start Provided data

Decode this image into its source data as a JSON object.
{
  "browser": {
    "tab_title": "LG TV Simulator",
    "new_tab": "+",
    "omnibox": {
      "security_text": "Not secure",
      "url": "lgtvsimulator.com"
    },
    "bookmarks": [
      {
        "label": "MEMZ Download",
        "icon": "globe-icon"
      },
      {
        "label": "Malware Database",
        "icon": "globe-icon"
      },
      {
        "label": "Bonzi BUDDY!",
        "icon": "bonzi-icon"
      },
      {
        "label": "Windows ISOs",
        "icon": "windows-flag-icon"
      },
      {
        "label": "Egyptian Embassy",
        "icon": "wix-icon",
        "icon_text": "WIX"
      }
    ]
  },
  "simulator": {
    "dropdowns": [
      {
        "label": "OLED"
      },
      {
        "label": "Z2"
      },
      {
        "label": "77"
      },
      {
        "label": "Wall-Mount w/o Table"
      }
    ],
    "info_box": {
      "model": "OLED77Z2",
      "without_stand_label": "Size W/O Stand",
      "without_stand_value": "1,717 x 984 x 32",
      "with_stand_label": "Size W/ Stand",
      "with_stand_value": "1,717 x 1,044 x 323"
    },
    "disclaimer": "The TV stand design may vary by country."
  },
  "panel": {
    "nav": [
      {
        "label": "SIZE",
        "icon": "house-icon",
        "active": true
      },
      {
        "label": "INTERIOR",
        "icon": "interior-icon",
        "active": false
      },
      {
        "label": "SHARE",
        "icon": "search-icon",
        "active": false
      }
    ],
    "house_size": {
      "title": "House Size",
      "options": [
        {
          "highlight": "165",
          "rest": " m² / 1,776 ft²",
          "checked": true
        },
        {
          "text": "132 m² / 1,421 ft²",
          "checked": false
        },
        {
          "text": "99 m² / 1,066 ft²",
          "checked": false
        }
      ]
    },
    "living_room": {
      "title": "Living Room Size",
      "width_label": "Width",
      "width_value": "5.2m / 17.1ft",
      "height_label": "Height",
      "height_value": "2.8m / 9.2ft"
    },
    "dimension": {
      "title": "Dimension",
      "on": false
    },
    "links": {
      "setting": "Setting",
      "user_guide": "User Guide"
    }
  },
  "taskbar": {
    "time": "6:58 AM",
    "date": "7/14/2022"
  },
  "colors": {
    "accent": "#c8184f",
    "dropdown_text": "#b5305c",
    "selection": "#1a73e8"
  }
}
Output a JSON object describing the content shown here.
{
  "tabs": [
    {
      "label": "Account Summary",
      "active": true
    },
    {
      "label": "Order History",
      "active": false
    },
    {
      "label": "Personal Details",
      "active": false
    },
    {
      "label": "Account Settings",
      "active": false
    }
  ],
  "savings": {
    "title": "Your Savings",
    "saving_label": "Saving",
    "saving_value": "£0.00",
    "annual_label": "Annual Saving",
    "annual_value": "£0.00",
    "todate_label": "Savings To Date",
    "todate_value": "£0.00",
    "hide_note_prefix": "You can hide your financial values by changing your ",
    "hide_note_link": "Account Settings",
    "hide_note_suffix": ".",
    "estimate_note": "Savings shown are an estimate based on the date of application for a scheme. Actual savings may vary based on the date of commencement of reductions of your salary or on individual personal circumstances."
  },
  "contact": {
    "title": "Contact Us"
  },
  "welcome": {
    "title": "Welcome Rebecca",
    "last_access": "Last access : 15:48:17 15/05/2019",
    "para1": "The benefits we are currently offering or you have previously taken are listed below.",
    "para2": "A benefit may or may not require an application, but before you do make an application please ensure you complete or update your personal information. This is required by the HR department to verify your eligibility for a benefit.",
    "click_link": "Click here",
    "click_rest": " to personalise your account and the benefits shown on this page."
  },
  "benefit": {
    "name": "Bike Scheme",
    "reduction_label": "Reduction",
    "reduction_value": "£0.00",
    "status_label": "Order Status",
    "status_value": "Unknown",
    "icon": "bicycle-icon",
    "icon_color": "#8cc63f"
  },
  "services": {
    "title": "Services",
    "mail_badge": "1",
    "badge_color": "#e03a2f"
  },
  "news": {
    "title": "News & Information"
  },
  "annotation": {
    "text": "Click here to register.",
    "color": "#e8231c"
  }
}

end Provided data

▶ _Challenge_
Extract, from the material above, each line holding the word "benefits".

▶ _Solved problem_
    "para1": "The benefits we are currently offering or you have previously taken are listed below.",
    "click_rest": " to personalise your account and the benefits shown on this page."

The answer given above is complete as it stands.